**Texte présenté**

Dans la salle des conférences de la Maison des fédérations sportives, des sourds posent leurs regards intenses sur une assistance, en majorité entendante. Leurs corps vibrent et leurs mains s'agitent, dessinant dans l'air des signes qui restent comme en suspens.
Ils se sont réunis, vendredi dernier, pour chanter à leur manière «la volonté de vivre» de Aboulkacem Chebbi. Ils traduisent ainsi des vers qu'ils n'ont jamais entendus et bougent sur le rythme des rimes qu'ils n'ont jamais connues. Pourtant, ils arrivent à communiquer une émotion. «La poésie m'a permis d'élargir mon lexique et le théâtre m'a donné la liberté de m'exprimer. Ici, j'apprends des mots étranges, comme “conscience” et j'essaye de comprendre leur sens en m'évadant dans mon imagination. Je crée ainsi de nouveaux signes», explique dans son langage, Fatma Kharrat, une artiste sourde et muette, qui fait partie de l'atelier de théâtre de l'Institut international de recherche en langues des signes de Tunis, baptisé «Ichara» (signe).

[Enregistrements]
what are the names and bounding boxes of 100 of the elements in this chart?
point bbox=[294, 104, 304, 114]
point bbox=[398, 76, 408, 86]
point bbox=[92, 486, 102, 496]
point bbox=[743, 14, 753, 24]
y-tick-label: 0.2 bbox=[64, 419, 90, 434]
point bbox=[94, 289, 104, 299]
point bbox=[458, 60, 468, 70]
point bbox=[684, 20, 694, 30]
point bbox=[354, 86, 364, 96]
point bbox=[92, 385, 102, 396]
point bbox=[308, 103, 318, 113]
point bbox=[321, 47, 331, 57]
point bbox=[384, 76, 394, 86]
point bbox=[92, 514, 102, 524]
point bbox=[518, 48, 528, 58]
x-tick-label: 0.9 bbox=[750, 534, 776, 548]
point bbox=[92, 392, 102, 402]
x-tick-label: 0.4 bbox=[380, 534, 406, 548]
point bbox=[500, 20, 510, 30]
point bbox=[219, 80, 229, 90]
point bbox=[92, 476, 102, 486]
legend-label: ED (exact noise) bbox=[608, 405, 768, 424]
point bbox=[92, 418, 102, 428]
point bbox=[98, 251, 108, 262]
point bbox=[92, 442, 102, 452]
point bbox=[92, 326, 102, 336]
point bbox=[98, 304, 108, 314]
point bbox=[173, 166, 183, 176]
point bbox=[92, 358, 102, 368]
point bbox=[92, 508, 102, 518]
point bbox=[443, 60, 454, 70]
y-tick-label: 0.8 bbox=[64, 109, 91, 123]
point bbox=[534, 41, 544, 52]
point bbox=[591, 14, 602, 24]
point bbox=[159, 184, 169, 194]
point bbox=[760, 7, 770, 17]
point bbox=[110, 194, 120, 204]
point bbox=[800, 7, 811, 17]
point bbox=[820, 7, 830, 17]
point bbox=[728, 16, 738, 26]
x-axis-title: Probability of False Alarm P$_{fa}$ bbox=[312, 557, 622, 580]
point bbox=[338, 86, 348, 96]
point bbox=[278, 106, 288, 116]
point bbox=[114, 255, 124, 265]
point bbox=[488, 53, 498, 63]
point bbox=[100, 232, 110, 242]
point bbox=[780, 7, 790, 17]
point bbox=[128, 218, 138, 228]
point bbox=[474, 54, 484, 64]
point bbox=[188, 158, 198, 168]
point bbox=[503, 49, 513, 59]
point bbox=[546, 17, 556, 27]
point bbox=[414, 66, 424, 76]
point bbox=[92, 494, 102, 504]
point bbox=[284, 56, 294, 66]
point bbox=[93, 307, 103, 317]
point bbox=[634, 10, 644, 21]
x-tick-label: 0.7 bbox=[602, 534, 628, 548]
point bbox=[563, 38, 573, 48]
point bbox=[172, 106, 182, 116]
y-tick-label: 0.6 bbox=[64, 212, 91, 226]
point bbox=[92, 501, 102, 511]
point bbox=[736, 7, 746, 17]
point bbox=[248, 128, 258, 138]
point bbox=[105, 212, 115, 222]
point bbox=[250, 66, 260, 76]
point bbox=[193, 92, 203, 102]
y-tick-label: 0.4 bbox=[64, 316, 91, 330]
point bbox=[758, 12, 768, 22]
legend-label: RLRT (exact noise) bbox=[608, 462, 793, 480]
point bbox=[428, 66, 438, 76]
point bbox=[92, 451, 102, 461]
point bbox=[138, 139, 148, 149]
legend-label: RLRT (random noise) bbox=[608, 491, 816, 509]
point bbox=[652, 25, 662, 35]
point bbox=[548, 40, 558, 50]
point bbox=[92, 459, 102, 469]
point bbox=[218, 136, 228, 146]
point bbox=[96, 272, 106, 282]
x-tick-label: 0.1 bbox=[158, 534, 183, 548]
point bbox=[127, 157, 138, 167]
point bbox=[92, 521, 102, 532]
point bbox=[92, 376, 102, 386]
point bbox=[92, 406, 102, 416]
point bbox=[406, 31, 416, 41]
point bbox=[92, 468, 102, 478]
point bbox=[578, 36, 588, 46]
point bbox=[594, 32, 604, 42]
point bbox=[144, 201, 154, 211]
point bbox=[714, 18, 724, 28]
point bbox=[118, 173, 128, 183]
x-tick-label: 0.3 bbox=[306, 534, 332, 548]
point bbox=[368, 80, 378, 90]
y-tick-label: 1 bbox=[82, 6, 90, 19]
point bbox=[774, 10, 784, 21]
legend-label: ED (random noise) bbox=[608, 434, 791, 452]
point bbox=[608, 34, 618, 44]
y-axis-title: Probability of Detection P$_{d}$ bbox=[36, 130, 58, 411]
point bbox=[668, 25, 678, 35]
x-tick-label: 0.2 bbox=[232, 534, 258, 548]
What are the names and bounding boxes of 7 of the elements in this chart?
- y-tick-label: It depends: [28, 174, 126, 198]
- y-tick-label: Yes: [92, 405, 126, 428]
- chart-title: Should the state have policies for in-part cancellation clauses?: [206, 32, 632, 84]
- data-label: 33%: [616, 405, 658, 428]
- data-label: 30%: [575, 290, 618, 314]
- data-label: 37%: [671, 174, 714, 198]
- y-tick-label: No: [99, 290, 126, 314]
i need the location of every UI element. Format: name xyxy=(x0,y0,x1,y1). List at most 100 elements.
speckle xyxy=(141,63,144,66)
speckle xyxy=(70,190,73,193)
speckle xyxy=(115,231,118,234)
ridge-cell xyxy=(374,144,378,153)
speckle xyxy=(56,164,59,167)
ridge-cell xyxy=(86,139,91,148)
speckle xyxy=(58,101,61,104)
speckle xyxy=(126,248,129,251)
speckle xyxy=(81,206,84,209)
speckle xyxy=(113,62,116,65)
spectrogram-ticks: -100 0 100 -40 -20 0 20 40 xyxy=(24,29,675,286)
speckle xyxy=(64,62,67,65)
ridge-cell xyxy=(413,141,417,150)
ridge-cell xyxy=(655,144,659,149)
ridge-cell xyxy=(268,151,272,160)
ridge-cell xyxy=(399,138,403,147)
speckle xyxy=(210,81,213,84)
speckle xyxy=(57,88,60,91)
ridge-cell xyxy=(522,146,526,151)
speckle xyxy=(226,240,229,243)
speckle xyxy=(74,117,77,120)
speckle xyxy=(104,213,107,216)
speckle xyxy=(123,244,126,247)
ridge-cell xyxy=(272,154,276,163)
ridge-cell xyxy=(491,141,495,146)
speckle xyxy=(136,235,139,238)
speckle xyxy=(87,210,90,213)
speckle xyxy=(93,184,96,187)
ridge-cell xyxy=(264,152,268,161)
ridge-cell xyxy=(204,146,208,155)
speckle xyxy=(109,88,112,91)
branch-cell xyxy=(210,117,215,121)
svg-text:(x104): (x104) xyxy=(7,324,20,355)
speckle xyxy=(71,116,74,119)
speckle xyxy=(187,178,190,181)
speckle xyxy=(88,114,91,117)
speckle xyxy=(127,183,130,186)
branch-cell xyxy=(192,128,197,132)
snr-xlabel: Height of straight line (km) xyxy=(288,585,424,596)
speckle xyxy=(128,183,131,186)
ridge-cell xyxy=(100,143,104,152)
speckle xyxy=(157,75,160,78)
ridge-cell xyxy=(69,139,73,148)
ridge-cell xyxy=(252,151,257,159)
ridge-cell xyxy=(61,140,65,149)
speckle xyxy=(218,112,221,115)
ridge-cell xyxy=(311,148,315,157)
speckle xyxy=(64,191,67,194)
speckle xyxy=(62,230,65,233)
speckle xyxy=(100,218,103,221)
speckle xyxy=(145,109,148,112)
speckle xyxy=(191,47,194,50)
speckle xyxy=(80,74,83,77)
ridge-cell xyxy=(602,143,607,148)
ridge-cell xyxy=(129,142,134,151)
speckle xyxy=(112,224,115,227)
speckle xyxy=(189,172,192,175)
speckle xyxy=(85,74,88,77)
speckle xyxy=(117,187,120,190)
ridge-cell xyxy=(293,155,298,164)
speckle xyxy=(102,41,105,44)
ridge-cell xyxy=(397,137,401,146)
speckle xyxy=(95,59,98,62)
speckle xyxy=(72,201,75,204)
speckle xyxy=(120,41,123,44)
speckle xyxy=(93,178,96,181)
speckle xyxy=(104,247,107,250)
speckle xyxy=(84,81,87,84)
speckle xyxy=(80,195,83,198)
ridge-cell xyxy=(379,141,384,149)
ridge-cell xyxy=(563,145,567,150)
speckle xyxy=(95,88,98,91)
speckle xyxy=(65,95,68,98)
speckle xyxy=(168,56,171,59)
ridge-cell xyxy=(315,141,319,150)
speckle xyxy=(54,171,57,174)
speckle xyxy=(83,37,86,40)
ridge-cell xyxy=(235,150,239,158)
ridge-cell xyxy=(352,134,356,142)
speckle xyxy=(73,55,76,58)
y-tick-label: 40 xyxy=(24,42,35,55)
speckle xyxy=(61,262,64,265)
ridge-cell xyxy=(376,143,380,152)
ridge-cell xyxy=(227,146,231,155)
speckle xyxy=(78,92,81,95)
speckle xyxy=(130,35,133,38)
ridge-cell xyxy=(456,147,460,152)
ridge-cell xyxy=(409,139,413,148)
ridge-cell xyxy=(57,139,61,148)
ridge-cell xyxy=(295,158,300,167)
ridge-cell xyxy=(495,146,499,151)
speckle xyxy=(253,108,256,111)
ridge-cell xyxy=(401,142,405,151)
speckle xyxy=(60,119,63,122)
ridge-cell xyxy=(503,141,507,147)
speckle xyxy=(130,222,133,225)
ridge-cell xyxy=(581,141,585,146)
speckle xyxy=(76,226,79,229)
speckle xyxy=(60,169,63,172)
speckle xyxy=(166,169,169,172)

**Consigne**
Poursuivez le texte sur les artistes sourds réunis à la Maison des fédérations sportives, à partir de sa dernière phrase.

**Réponse rédigée**
Par des paroles muettes et «théâtralisées», ces handicapés, qui ne le sont pas vraiment, ont eu plaisir à présenter, en premier, ce nouvel institut dont le théâtre est le pilier. Cet art a constitué, depuis des années, le pont de communication essentiel entre les membres fondateurs de «Ichara». «L'histoire remonte à 1998. Je suis allé, à l'époque, avec un groupe de sourds, voir la pièce muette de Mohamed Driss “Hadatha abou hourayra qal”. L'enthousiasme se dessinait sur les visages, d'habitude tristes et indifférents. Les yeux pétillaient de bonheur. J'étais profondément touché parce j'ai eu l'impression qu'ils étaient, pour la première fois, heureux de sortir en public», raconte Ali Lotfi Zekri, bio acousticien, actuellement secrétaire général de «Ichara». Ce spécialiste de surdité a été, à l'époque, membre de l'Association tunisienne d'aide aux sourds (Atas). Zekri est allé voir Mohamed Driss pour lui proposer d'adhérer à leur cause. «Les sourds que nous étions censés aider, ne savent ni lire ni écrire. Pourtant, enfants, ils ont fréquenté des écoles spécialisées. Toute communication fut vaine; c'était l'impasse», précise Zekri. L'homme du théâtre a répondu à l'appel. Depuis, Mohamed Driss soutient les sourds. Il a signé, quant il était à la tête du Théâtre national tunisien, une convention de coopération permanente avec l'association «La voix des sourds», lui assurant un cadre de création et une aide artistique.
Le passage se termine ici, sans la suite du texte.